#### [RAW RECORDS]
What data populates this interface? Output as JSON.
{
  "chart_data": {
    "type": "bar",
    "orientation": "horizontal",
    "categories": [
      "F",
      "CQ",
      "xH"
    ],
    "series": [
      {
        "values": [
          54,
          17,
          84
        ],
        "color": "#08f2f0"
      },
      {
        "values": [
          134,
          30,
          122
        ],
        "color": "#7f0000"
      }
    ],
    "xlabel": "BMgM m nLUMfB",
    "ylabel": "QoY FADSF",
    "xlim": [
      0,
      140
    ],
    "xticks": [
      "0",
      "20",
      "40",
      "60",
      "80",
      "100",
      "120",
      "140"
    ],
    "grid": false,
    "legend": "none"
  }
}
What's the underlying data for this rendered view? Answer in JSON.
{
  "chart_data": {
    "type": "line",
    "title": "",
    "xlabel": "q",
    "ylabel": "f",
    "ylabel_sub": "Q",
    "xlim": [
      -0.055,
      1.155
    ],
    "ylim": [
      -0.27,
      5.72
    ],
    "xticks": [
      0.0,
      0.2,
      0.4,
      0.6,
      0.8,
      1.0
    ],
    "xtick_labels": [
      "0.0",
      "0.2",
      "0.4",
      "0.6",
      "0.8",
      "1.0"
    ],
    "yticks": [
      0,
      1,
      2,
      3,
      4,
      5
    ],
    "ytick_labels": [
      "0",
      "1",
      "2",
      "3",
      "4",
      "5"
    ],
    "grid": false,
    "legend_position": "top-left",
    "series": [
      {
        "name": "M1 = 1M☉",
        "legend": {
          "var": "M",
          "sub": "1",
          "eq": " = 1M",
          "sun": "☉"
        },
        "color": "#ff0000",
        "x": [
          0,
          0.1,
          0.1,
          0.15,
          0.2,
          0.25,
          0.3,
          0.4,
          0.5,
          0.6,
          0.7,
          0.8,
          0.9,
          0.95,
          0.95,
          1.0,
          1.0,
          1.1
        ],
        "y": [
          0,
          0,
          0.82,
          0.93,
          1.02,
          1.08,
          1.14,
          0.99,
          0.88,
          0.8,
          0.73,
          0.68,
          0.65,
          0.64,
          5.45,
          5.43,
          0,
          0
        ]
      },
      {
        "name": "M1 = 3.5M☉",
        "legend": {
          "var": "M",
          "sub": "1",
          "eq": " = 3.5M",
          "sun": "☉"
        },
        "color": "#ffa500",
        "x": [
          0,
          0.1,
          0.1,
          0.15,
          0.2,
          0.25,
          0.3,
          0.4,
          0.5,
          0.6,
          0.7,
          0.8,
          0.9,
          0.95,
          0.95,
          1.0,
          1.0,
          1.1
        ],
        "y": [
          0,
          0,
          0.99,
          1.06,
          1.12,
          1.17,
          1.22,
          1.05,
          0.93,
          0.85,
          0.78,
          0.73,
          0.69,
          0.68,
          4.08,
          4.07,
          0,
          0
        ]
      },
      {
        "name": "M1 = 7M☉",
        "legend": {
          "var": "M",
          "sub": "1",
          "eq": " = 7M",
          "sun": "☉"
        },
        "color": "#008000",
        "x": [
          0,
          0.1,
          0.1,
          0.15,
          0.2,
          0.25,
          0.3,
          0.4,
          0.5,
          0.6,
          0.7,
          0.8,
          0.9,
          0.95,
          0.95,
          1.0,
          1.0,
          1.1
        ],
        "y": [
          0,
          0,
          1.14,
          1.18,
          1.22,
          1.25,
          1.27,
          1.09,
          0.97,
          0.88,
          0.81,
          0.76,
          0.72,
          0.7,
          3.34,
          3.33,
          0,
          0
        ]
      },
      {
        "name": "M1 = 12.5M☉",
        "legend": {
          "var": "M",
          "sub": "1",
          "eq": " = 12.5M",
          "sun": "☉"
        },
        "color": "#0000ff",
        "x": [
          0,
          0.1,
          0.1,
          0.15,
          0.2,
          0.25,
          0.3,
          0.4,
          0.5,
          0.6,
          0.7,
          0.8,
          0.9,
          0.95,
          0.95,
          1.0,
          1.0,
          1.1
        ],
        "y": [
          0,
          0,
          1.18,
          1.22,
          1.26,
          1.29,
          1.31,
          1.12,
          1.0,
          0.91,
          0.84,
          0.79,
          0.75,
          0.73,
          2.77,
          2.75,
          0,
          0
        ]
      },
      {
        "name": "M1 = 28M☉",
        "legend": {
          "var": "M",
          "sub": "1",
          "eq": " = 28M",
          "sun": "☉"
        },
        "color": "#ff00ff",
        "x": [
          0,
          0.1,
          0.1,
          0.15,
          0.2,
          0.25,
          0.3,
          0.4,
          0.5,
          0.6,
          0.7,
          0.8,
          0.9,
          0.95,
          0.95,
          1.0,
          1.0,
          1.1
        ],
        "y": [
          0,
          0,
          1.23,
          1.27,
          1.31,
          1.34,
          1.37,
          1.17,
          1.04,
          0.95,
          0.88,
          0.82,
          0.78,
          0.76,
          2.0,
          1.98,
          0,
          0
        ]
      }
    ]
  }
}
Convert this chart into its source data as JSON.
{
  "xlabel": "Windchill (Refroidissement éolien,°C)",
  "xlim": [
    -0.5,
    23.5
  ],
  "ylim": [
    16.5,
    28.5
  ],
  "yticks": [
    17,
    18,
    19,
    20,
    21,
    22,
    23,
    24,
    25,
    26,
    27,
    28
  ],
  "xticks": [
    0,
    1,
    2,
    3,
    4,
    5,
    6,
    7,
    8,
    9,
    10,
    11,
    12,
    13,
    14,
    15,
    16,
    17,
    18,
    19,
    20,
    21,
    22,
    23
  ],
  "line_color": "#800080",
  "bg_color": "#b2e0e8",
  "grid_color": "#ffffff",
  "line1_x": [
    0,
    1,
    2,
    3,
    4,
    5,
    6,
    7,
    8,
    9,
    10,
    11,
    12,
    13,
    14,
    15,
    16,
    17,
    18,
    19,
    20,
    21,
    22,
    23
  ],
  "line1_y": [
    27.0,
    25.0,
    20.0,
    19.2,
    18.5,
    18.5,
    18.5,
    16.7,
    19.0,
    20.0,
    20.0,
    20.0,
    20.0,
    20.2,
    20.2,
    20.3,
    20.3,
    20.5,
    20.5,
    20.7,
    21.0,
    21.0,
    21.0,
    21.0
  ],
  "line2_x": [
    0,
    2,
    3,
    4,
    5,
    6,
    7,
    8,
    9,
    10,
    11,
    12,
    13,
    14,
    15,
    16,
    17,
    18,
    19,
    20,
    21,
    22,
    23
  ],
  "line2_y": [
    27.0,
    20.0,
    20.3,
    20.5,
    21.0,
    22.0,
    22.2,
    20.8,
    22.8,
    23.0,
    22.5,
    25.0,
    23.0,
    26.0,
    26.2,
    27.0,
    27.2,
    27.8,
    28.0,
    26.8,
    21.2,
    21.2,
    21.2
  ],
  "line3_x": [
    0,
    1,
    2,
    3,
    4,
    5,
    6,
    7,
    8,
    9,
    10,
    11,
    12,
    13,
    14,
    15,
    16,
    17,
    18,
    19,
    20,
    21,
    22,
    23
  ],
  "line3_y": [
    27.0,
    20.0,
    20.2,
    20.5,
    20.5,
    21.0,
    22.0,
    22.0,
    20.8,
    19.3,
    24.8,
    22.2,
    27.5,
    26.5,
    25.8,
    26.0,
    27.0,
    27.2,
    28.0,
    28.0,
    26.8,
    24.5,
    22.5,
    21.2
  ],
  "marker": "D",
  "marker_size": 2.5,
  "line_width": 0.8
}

#### [YOUR INSTRUCTIONS]
Go through the listing above and restate it word for word.

#### [SOLVED EXERCISE]
What data populates this interface? Output as JSON.
{
  "chart_data": {
    "type": "bar",
    "orientation": "horizontal",
    "categories": [
      "F",
      "CQ",
      "xH"
    ],
    "series": [
      {
        "values": [
          54,
          17,
          84
        ],
        "color": "#08f2f0"
      },
      {
        "values": [
          134,
          30,
          122
        ],
        "color": "#7f0000"
      }
    ],
    "xlabel": "BMgM m nLUMfB",
    "ylabel": "QoY FADSF",
    "xlim": [
      0,
      140
    ],
    "xticks": [
      "0",
      "20",
      "40",
      "60",
      "80",
      "100",
      "120",
      "140"
    ],
    "grid": false,
    "legend": "none"
  }
}
What's the underlying data for this rendered view? Answer in JSON.
{
  "chart_data": {
    "type": "line",
    "title": "",
    "xlabel": "q",
    "ylabel": "f",
    "ylabel_sub": "Q",
    "xlim": [
      -0.055,
      1.155
    ],
    "ylim": [
      -0.27,
      5.72
    ],
    "xticks": [
      0.0,
      0.2,
      0.4,
      0.6,
      0.8,
      1.0
    ],
    "xtick_labels": [
      "0.0",
      "0.2",
      "0.4",
      "0.6",
      "0.8",
      "1.0"
    ],
    "yticks": [
      0,
      1,
      2,
      3,
      4,
      5
    ],
    "ytick_labels": [
      "0",
      "1",
      "2",
      "3",
      "4",
      "5"
    ],
    "grid": false,
    "legend_position": "top-left",
    "series": [
      {
        "name": "M1 = 1M☉",
        "legend": {
          "var": "M",
          "sub": "1",
          "eq": " = 1M",
          "sun": "☉"
        },
        "color": "#ff0000",
        "x": [
          0,
          0.1,
          0.1,
          0.15,
          0.2,
          0.25,
          0.3,
          0.4,
          0.5,
          0.6,
          0.7,
          0.8,
          0.9,
          0.95,
          0.95,
          1.0,
          1.0,
          1.1
        ],
        "y": [
          0,
          0,
          0.82,
          0.93,
          1.02,
          1.08,
          1.14,
          0.99,
          0.88,
          0.8,
          0.73,
          0.68,
          0.65,
          0.64,
          5.45,
          5.43,
          0,
          0
        ]
      },
      {
        "name": "M1 = 3.5M☉",
        "legend": {
          "var": "M",
          "sub": "1",
          "eq": " = 3.5M",
          "sun": "☉"
        },
        "color": "#ffa500",
        "x": [
          0,
          0.1,
          0.1,
          0.15,
          0.2,
          0.25,
          0.3,
          0.4,
          0.5,
          0.6,
          0.7,
          0.8,
          0.9,
          0.95,
          0.95,
          1.0,
          1.0,
          1.1
        ],
        "y": [
          0,
          0,
          0.99,
          1.06,
          1.12,
          1.17,
          1.22,
          1.05,
          0.93,
          0.85,
          0.78,
          0.73,
          0.69,
          0.68,
          4.08,
          4.07,
          0,
          0
        ]
      },
      {
        "name": "M1 = 7M☉",
        "legend": {
          "var": "M",
          "sub": "1",
          "eq": " = 7M",
          "sun": "☉"
        },
        "color": "#008000",
        "x": [
          0,
          0.1,
          0.1,
          0.15,
          0.2,
          0.25,
          0.3,
          0.4,
          0.5,
          0.6,
          0.7,
          0.8,
          0.9,
          0.95,
          0.95,
          1.0,
          1.0,
          1.1
        ],
        "y": [
          0,
          0,
          1.14,
          1.18,
          1.22,
          1.25,
          1.27,
          1.09,
          0.97,
          0.88,
          0.81,
          0.76,
          0.72,
          0.7,
          3.34,
          3.33,
          0,
          0
        ]
      },
      {
        "name": "M1 = 12.5M☉",
        "legend": {
          "var": "M",
          "sub": "1",
          "eq": " = 12.5M",
          "sun": "☉"
        },
        "color": "#0000ff",
        "x": [
          0,
          0.1,
          0.1,
          0.15,
          0.2,
          0.25,
          0.3,
          0.4,
          0.5,
          0.6,
          0.7,
          0.8,
          0.9,
          0.95,
          0.95,
          1.0,
          1.0,
          1.1
        ],
        "y": [
          0,
          0,
          1.18,
          1.22,
          1.26,
          1.29,
          1.31,
          1.12,
          1.0,
          0.91,
          0.84,
          0.79,
          0.75,
          0.73,
          2.77,
          2.75,
          0,
          0
        ]
      },
      {
        "name": "M1 = 28M☉",
        "legend": {
          "var": "M",
          "sub": "1",
          "eq": " = 28M",
          "sun": "☉"
        },
        "color": "#ff00ff",
        "x": [
          0,
          0.1,
          0.1,
          0.15,
          0.2,
          0.25,
          0.3,
          0.4,
          0.5,
          0.6,
          0.7,
          0.8,
          0.9,
          0.95,
          0.95,
          1.0,
          1.0,
          1.1
        ],
        "y": [
          0,
          0,
          1.23,
          1.27,
          1.31,
          1.34,
          1.37,
          1.17,
          1.04,
          0.95,
          0.88,
          0.82,
          0.78,
          0.76,
          2.0,
          1.98,
          0,
          0
        ]
      }
    ]
  }
}
Convert this chart into its source data as JSON.
{
  "xlabel": "Windchill (Refroidissement éolien,°C)",
  "xlim": [
    -0.5,
    23.5
  ],
  "ylim": [
    16.5,
    28.5
  ],
  "yticks": [
    17,
    18,
    19,
    20,
    21,
    22,
    23,
    24,
    25,
    26,
    27,
    28
  ],
  "xticks": [
    0,
    1,
    2,
    3,
    4,
    5,
    6,
    7,
    8,
    9,
    10,
    11,
    12,
    13,
    14,
    15,
    16,
    17,
    18,
    19,
    20,
    21,
    22,
    23
  ],
  "line_color": "#800080",
  "bg_color": "#b2e0e8",
  "grid_color": "#ffffff",
  "line1_x": [
    0,
    1,
    2,
    3,
    4,
    5,
    6,
    7,
    8,
    9,
    10,
    11,
    12,
    13,
    14,
    15,
    16,
    17,
    18,
    19,
    20,
    21,
    22,
    23
  ],
  "line1_y": [
    27.0,
    25.0,
    20.0,
    19.2,
    18.5,
    18.5,
    18.5,
    16.7,
    19.0,
    20.0,
    20.0,
    20.0,
    20.0,
    20.2,
    20.2,
    20.3,
    20.3,
    20.5,
    20.5,
    20.7,
    21.0,
    21.0,
    21.0,
    21.0
  ],
  "line2_x": [
    0,
    2,
    3,
    4,
    5,
    6,
    7,
    8,
    9,
    10,
    11,
    12,
    13,
    14,
    15,
    16,
    17,
    18,
    19,
    20,
    21,
    22,
    23
  ],
  "line2_y": [
    27.0,
    20.0,
    20.3,
    20.5,
    21.0,
    22.0,
    22.2,
    20.8,
    22.8,
    23.0,
    22.5,
    25.0,
    23.0,
    26.0,
    26.2,
    27.0,
    27.2,
    27.8,
    28.0,
    26.8,
    21.2,
    21.2,
    21.2
  ],
  "line3_x": [
    0,
    1,
    2,
    3,
    4,
    5,
    6,
    7,
    8,
    9,
    10,
    11,
    12,
    13,
    14,
    15,
    16,
    17,
    18,
    19,
    20,
    21,
    22,
    23
  ],
  "line3_y": [
    27.0,
    20.0,
    20.2,
    20.5,
    20.5,
    21.0,
    22.0,
    22.0,
    20.8,
    19.3,
    24.8,
    22.2,
    27.5,
    26.5,
    25.8,
    26.0,
    27.0,
    27.2,
    28.0,
    28.0,
    26.8,
    24.5,
    22.5,
    21.2
  ],
  "marker": "D",
  "marker_size": 2.5,
  "line_width": 0.8
}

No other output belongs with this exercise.